[Stored data]
** START **
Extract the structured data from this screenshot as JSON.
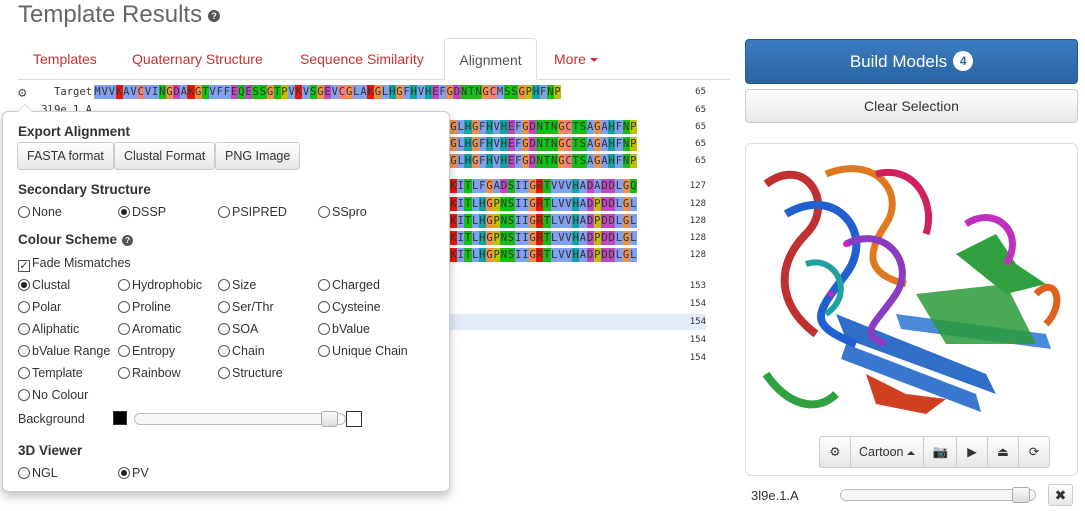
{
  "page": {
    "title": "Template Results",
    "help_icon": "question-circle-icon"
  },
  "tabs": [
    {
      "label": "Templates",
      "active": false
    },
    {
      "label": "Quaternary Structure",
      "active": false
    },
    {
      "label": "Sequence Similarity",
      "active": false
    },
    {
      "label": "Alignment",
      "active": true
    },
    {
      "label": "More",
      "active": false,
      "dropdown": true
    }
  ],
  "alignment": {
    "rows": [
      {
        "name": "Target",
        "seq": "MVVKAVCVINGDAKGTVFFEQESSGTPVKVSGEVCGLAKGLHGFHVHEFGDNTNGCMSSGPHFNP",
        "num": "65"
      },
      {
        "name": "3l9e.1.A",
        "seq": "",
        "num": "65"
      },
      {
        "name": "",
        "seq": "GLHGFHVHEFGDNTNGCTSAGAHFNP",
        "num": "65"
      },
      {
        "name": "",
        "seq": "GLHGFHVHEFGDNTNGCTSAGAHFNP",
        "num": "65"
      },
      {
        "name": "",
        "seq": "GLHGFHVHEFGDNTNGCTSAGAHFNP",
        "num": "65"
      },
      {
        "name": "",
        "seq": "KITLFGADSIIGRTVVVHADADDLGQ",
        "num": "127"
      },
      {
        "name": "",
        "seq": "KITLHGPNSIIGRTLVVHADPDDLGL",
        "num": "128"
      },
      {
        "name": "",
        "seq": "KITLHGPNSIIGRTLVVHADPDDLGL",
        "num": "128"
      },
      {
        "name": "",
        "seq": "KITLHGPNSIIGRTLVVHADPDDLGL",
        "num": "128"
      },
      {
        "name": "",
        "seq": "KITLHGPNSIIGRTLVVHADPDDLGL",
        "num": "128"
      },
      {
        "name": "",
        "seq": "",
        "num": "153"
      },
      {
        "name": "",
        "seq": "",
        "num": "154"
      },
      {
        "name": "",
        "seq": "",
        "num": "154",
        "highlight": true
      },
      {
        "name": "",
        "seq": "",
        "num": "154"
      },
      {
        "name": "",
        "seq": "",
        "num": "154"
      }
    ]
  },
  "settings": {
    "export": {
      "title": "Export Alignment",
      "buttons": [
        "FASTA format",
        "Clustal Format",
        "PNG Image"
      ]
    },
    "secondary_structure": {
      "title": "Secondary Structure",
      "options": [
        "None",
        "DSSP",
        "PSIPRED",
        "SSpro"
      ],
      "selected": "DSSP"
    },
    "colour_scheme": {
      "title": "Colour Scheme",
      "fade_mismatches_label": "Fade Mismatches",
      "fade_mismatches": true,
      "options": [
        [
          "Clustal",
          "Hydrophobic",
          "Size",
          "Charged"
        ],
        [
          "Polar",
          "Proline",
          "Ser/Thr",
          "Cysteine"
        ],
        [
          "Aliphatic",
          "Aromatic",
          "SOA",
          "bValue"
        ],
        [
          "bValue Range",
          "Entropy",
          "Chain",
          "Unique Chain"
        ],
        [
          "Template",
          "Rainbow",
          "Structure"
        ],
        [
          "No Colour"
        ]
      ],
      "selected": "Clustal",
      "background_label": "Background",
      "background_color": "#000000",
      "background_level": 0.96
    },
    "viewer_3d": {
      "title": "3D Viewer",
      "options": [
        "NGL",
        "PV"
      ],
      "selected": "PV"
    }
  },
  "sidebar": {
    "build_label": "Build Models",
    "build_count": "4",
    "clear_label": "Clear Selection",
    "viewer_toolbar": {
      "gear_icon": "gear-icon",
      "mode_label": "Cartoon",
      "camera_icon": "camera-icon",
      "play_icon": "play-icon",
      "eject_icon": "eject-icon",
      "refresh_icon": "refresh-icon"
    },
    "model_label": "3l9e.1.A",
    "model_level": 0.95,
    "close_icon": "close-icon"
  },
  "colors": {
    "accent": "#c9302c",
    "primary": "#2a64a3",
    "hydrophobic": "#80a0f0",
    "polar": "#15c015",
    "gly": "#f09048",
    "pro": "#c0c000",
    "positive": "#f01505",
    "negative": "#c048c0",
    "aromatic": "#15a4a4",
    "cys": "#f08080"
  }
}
** END **
** START **
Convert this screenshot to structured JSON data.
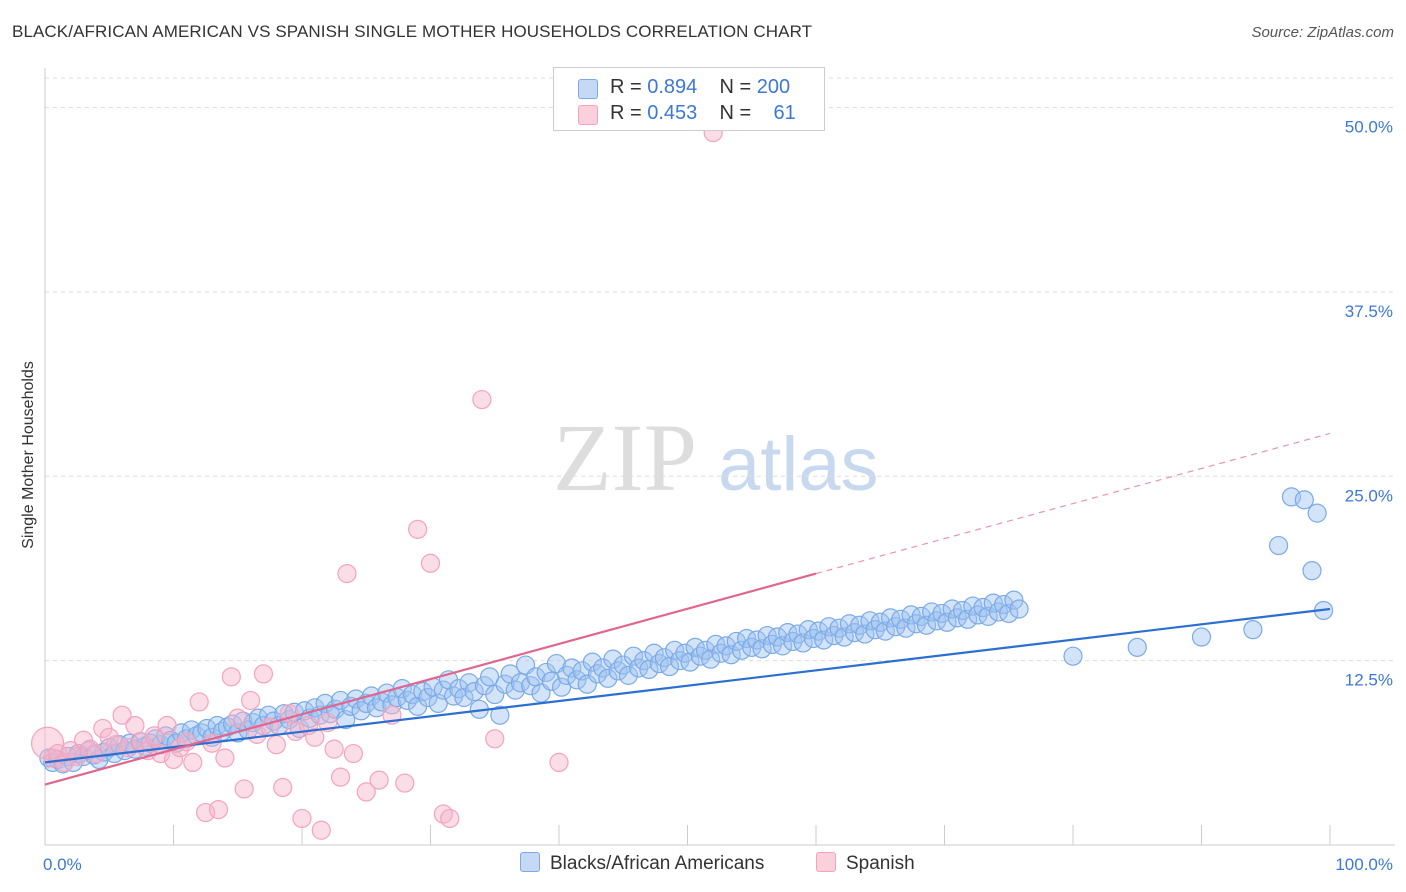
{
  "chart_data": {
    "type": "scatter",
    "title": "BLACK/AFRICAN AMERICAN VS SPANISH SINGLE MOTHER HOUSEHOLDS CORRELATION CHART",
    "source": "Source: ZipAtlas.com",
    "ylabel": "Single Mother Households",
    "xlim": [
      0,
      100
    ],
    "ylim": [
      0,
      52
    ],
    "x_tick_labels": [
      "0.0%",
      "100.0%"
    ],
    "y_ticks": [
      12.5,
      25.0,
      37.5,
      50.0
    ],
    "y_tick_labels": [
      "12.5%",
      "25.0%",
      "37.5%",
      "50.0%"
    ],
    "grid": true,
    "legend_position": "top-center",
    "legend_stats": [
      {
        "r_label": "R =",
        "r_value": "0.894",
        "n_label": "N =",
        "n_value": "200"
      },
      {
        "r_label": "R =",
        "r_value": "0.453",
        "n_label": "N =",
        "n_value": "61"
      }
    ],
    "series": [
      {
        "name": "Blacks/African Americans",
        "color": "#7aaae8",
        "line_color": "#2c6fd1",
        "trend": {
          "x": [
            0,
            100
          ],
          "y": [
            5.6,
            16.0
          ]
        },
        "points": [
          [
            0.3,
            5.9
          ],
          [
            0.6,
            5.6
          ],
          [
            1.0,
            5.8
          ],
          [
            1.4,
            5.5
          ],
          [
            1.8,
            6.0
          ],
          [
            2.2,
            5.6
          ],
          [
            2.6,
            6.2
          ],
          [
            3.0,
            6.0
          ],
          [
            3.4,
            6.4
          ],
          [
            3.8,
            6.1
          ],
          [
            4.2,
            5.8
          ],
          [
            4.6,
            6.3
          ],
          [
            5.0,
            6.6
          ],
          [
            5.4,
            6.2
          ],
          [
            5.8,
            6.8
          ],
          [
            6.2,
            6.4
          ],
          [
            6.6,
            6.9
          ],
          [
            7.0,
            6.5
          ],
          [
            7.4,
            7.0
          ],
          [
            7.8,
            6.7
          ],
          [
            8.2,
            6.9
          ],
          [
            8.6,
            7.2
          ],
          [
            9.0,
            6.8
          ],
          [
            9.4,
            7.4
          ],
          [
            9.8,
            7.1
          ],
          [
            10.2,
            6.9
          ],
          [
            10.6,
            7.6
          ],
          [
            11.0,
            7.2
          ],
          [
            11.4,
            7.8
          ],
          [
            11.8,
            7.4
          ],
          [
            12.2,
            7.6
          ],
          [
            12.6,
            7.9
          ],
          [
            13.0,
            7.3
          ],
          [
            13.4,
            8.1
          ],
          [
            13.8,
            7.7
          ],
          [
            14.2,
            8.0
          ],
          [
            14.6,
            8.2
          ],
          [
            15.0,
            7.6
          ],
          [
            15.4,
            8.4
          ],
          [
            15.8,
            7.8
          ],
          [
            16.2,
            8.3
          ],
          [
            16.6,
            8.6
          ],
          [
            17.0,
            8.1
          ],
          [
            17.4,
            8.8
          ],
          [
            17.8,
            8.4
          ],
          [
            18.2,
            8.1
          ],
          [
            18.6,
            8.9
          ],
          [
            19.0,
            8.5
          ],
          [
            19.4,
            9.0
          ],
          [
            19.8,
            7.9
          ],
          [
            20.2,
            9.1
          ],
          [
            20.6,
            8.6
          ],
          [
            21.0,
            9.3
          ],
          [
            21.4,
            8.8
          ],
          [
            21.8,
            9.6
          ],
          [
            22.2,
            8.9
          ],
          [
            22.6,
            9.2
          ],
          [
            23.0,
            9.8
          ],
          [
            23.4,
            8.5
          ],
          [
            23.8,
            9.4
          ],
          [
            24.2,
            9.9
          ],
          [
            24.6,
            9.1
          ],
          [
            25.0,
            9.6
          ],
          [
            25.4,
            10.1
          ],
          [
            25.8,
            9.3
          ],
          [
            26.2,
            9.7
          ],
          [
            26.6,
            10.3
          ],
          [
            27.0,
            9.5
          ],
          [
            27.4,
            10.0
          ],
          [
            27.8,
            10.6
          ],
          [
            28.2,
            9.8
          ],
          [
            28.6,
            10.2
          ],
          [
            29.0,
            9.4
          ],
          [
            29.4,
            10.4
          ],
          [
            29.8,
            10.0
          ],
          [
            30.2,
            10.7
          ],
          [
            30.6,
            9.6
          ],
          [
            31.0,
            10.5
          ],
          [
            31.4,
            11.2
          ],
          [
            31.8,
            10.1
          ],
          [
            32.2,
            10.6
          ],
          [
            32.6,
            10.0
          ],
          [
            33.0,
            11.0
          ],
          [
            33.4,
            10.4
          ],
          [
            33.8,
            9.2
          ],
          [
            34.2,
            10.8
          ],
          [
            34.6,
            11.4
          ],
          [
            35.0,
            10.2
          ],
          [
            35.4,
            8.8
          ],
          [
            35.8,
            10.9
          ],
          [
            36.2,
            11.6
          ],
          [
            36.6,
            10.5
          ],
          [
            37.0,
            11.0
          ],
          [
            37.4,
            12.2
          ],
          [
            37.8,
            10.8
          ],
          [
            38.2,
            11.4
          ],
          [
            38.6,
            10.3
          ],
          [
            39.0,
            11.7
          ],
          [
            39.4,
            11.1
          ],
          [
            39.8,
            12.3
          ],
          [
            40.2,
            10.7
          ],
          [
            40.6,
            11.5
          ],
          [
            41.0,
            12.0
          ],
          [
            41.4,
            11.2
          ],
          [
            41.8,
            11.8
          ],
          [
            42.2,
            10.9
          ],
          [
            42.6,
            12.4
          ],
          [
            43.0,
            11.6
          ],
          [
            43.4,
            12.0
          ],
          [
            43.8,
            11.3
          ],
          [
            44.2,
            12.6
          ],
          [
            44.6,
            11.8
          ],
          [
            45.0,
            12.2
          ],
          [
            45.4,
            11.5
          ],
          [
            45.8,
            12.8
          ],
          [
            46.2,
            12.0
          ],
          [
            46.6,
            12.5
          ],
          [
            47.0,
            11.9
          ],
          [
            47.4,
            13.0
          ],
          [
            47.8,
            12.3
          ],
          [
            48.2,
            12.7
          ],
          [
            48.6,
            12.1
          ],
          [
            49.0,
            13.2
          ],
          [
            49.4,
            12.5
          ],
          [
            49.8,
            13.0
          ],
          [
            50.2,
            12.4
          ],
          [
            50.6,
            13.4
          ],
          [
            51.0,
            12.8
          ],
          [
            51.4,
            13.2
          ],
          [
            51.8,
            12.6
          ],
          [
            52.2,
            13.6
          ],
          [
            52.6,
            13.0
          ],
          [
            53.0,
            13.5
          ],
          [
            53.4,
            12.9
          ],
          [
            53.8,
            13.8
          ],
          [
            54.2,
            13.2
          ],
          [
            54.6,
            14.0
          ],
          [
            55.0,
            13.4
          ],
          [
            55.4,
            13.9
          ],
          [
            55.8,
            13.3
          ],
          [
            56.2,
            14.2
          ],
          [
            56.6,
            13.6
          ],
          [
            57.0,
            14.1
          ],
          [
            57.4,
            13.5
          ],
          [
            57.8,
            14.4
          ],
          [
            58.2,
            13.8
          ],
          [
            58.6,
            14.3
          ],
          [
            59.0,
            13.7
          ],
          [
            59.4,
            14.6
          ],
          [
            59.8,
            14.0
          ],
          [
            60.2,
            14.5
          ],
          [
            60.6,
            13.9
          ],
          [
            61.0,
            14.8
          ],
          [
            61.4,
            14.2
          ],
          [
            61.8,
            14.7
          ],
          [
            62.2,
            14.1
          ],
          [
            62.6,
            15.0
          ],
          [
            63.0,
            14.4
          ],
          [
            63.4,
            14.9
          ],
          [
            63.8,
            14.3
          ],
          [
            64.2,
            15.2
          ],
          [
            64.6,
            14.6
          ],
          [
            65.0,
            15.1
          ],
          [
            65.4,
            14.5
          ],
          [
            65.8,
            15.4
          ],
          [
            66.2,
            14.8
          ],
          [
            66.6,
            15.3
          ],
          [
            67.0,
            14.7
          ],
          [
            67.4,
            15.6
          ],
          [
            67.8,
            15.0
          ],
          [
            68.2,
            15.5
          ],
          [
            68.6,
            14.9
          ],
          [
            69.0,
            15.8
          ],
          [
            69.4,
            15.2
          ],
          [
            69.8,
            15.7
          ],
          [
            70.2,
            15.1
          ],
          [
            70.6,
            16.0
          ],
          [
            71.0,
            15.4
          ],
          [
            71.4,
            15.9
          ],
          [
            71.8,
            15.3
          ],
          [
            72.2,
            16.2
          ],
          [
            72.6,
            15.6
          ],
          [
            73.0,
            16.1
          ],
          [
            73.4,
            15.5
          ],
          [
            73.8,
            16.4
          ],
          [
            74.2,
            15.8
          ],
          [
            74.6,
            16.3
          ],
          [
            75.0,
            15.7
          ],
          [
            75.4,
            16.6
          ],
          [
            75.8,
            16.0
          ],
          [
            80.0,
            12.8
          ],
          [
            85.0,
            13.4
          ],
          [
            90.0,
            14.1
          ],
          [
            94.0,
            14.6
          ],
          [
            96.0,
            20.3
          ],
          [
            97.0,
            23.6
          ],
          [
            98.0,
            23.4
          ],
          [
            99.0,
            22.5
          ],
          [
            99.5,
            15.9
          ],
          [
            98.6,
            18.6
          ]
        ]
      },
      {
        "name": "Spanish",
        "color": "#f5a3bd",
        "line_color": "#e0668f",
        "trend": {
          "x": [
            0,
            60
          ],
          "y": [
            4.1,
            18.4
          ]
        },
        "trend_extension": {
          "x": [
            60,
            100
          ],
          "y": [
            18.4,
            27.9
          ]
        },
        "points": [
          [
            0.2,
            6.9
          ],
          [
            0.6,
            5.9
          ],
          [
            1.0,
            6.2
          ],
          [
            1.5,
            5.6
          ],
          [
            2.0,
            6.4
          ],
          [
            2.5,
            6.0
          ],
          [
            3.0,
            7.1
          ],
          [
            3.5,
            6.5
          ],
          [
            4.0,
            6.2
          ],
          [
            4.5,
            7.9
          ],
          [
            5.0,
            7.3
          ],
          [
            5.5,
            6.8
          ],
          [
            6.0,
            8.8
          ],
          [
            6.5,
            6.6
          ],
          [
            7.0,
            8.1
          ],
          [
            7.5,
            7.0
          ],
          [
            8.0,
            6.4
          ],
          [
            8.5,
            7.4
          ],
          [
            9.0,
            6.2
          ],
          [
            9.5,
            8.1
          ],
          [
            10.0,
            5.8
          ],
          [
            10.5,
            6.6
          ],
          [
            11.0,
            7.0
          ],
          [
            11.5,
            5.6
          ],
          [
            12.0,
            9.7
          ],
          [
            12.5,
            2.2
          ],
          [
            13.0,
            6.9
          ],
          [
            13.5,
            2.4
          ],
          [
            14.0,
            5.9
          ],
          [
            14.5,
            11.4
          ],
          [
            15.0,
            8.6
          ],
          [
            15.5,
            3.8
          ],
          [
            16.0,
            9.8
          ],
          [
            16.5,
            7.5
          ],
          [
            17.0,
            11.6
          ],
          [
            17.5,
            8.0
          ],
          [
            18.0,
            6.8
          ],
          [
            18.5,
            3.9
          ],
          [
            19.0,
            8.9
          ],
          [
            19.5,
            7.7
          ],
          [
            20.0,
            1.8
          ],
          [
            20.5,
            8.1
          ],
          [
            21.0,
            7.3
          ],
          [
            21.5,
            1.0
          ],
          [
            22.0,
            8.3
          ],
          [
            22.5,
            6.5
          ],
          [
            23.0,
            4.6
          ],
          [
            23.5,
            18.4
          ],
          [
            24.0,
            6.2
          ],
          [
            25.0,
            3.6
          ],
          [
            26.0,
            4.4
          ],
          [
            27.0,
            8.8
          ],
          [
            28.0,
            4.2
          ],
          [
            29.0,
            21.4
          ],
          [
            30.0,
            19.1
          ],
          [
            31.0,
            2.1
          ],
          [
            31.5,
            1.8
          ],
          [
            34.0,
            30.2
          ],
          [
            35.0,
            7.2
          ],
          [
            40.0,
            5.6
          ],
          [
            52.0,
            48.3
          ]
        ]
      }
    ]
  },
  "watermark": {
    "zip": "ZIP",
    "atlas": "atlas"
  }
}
** END **
Brief = From the listing above, copy every line that includes the word "screenshot".

Problem solution =
Extract the structured data from this screenshot as JSON.
Convert this screenshot to structured JSON data.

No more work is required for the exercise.